## Problem to work on
Check every line of the entries below for the word "document", and copy the ones that have it.

## Material
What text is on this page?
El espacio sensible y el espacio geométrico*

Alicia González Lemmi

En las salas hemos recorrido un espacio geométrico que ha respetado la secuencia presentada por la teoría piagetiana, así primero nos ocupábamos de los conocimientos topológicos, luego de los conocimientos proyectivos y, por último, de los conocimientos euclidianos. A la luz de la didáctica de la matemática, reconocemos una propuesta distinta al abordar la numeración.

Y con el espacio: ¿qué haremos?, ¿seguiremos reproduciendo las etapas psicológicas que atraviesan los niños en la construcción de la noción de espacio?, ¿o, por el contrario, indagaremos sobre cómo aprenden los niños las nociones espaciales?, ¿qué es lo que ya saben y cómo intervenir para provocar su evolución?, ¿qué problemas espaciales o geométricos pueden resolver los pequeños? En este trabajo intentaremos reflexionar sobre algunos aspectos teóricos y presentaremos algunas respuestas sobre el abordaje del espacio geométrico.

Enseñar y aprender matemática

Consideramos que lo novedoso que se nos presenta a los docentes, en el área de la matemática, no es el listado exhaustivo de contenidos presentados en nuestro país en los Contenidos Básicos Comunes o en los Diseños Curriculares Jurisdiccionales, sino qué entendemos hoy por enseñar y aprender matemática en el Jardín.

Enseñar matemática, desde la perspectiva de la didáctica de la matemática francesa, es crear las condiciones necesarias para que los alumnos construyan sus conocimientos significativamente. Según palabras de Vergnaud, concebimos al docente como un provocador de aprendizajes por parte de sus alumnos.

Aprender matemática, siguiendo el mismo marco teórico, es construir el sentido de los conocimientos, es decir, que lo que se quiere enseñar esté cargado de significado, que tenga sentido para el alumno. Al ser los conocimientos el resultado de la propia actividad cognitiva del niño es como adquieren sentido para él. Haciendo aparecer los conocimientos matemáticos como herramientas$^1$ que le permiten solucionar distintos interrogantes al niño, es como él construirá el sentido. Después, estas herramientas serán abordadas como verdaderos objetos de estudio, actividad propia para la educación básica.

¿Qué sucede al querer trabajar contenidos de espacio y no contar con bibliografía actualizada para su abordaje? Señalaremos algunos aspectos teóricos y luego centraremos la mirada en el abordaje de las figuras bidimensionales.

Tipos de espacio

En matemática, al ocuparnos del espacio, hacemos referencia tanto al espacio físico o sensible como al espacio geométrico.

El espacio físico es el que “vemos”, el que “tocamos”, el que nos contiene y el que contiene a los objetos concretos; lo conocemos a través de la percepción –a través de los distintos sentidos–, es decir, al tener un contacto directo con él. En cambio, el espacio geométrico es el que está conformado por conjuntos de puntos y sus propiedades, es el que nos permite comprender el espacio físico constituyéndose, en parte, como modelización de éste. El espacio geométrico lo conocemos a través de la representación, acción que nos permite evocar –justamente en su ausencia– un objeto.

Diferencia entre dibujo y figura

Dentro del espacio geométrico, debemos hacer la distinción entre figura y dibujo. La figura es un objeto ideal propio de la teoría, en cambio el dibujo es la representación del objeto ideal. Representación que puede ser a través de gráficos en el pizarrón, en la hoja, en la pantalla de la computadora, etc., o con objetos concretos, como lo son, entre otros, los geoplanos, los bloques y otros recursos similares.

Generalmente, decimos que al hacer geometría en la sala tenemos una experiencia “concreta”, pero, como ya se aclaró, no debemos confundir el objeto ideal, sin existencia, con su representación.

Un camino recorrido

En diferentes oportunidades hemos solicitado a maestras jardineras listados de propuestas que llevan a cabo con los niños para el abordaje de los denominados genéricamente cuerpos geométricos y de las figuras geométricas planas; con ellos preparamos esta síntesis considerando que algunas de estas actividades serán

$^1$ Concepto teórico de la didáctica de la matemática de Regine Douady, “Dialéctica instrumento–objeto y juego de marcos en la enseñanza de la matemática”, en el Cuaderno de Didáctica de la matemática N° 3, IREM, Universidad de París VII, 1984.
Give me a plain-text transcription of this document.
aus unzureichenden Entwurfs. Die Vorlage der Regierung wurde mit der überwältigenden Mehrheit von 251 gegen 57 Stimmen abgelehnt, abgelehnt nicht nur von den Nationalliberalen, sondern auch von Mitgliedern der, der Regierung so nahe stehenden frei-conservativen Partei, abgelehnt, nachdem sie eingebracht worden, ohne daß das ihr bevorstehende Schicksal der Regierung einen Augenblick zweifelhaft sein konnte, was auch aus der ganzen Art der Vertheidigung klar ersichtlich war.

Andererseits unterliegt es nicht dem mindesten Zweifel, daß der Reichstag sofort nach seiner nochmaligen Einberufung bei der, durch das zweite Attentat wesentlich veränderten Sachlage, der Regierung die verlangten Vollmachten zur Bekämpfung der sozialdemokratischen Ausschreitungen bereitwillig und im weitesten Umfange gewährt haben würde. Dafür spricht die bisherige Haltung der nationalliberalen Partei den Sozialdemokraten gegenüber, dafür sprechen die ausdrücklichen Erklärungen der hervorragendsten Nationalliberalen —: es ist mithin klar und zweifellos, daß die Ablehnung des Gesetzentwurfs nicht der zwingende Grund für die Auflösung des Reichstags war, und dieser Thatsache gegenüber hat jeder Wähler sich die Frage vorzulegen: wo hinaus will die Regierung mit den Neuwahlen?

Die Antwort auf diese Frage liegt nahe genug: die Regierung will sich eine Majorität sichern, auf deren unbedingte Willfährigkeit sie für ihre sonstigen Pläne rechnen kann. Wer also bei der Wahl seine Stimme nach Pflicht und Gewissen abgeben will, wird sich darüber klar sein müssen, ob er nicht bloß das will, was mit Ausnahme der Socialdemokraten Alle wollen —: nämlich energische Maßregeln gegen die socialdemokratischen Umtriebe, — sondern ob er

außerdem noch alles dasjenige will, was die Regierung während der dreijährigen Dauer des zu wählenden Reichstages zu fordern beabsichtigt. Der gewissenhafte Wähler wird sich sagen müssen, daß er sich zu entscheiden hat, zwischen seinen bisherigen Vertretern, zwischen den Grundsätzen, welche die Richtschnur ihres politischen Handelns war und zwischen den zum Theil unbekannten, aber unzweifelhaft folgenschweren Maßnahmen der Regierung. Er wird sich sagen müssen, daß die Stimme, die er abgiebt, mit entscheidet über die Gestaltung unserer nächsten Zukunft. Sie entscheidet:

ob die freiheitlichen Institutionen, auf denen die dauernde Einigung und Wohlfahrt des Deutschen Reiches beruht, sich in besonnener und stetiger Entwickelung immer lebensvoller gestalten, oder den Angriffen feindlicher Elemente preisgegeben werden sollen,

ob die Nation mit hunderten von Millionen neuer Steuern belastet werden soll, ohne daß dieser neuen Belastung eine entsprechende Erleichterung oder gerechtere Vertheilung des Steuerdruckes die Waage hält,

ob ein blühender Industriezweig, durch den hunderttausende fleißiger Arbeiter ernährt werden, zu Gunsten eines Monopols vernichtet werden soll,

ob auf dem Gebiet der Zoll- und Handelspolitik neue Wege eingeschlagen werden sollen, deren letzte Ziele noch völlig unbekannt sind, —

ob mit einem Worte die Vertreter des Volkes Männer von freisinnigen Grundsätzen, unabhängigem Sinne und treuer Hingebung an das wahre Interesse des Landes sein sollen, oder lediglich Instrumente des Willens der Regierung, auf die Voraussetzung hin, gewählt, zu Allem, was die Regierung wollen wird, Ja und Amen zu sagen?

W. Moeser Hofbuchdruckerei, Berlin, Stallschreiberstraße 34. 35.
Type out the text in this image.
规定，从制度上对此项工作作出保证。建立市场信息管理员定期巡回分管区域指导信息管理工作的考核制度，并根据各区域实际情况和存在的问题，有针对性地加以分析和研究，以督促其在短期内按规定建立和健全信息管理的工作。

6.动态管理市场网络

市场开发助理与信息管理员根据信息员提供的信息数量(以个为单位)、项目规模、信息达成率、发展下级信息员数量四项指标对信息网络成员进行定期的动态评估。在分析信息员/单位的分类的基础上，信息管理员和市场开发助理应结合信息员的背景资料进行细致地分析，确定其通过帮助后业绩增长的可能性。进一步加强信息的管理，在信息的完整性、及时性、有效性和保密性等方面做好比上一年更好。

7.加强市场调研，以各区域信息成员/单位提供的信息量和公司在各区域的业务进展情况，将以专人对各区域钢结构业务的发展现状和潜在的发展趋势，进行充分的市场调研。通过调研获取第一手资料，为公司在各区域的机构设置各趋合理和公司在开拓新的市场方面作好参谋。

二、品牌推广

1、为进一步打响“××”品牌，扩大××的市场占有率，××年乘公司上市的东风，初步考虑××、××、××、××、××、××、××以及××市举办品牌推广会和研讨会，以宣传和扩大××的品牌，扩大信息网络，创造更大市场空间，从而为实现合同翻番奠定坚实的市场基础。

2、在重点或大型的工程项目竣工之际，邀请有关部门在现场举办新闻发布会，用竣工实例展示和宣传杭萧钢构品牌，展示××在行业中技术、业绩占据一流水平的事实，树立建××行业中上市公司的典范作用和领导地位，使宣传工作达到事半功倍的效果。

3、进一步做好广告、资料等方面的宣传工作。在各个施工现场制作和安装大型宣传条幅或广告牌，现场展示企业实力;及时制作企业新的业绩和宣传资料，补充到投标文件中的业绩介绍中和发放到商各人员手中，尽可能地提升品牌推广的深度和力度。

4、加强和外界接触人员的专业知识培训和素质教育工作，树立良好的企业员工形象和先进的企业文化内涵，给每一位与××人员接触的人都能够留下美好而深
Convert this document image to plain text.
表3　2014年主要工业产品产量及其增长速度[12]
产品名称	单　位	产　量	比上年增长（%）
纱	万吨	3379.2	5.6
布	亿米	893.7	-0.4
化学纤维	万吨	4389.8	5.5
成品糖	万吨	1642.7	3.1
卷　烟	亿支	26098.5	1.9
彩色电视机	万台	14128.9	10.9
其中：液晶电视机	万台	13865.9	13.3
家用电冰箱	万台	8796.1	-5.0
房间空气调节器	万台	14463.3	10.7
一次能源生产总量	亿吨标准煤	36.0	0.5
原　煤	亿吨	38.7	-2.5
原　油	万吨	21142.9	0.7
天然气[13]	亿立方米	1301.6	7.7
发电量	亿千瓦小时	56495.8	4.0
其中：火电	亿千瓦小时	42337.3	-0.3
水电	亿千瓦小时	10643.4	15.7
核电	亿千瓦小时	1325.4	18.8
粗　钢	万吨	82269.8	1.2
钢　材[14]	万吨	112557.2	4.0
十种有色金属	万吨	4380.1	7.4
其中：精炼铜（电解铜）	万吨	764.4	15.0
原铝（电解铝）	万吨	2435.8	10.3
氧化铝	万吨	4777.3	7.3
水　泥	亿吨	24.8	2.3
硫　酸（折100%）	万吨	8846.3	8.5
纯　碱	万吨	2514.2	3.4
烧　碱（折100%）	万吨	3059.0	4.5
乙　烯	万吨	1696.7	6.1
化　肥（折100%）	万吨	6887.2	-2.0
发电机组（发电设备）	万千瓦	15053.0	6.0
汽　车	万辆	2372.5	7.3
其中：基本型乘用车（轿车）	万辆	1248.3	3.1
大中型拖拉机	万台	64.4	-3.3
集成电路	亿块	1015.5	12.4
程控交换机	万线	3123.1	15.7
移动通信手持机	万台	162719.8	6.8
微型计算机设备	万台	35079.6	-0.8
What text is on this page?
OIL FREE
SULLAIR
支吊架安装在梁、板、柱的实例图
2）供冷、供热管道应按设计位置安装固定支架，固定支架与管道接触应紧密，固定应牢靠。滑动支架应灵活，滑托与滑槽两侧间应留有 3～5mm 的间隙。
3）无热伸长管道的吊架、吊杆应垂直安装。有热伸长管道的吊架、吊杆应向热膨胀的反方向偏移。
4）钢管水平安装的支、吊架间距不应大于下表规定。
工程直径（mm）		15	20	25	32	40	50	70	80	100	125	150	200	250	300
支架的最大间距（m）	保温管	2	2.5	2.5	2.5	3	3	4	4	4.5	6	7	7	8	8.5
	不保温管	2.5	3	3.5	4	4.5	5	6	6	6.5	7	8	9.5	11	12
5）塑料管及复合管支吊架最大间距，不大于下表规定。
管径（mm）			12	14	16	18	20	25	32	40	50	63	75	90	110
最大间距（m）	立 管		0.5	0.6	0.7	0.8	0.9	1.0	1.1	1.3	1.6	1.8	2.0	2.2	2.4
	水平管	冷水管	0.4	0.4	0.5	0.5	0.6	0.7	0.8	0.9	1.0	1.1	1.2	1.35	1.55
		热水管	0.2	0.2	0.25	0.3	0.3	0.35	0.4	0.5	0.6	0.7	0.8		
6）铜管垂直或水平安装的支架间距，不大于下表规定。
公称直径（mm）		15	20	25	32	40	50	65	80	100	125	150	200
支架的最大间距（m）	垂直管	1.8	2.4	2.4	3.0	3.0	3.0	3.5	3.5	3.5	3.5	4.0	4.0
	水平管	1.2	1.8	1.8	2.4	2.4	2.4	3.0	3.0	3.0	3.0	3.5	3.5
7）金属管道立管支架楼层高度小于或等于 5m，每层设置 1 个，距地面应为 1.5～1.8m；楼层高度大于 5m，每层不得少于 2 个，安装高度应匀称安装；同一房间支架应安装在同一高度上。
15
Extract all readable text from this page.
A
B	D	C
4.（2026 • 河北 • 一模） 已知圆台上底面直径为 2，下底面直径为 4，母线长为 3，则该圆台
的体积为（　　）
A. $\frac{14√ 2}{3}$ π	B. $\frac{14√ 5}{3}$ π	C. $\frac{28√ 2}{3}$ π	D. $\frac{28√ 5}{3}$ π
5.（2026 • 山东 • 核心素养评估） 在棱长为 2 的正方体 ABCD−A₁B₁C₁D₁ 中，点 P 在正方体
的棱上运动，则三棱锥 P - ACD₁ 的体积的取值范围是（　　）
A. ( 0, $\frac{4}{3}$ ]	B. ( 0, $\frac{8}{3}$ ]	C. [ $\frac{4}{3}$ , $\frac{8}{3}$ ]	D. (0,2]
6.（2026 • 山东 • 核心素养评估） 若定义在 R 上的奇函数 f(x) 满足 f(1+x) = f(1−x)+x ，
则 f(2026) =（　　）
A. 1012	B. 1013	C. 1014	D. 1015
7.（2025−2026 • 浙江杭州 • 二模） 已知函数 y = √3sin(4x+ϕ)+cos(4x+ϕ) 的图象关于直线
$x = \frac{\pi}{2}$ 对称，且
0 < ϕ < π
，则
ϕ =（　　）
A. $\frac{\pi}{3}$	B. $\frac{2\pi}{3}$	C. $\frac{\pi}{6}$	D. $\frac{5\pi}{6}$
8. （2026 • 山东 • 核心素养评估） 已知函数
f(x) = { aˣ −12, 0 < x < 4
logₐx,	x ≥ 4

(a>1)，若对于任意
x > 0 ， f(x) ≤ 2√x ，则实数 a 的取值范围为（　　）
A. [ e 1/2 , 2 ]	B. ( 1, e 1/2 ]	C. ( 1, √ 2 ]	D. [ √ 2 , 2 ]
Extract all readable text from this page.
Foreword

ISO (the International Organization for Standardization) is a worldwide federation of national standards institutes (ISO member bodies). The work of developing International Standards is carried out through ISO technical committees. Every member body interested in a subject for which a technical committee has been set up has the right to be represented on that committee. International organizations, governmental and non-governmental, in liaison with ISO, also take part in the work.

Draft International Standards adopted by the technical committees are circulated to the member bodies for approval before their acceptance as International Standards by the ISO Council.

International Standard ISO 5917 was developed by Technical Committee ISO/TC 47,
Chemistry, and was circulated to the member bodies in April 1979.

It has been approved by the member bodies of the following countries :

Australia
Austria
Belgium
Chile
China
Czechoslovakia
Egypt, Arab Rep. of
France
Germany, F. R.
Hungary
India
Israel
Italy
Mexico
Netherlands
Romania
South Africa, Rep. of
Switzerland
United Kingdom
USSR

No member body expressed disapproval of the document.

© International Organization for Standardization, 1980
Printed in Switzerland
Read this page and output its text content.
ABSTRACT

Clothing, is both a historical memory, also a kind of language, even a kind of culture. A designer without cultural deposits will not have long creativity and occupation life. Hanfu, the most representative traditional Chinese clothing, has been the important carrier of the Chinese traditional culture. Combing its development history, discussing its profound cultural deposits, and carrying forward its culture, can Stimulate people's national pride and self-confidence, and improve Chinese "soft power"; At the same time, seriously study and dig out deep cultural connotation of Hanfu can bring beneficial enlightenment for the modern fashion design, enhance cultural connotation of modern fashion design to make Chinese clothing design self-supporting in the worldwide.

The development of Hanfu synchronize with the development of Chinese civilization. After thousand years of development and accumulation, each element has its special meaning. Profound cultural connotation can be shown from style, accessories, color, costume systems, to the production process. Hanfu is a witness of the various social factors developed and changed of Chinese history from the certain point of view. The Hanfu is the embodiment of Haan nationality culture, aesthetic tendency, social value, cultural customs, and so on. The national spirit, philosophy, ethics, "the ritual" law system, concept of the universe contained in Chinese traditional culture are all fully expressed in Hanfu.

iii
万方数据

## Finished task
Give me a plain-text transcription of this document.
Convert this document image to plain text.
No member body expressed disapproval of the document.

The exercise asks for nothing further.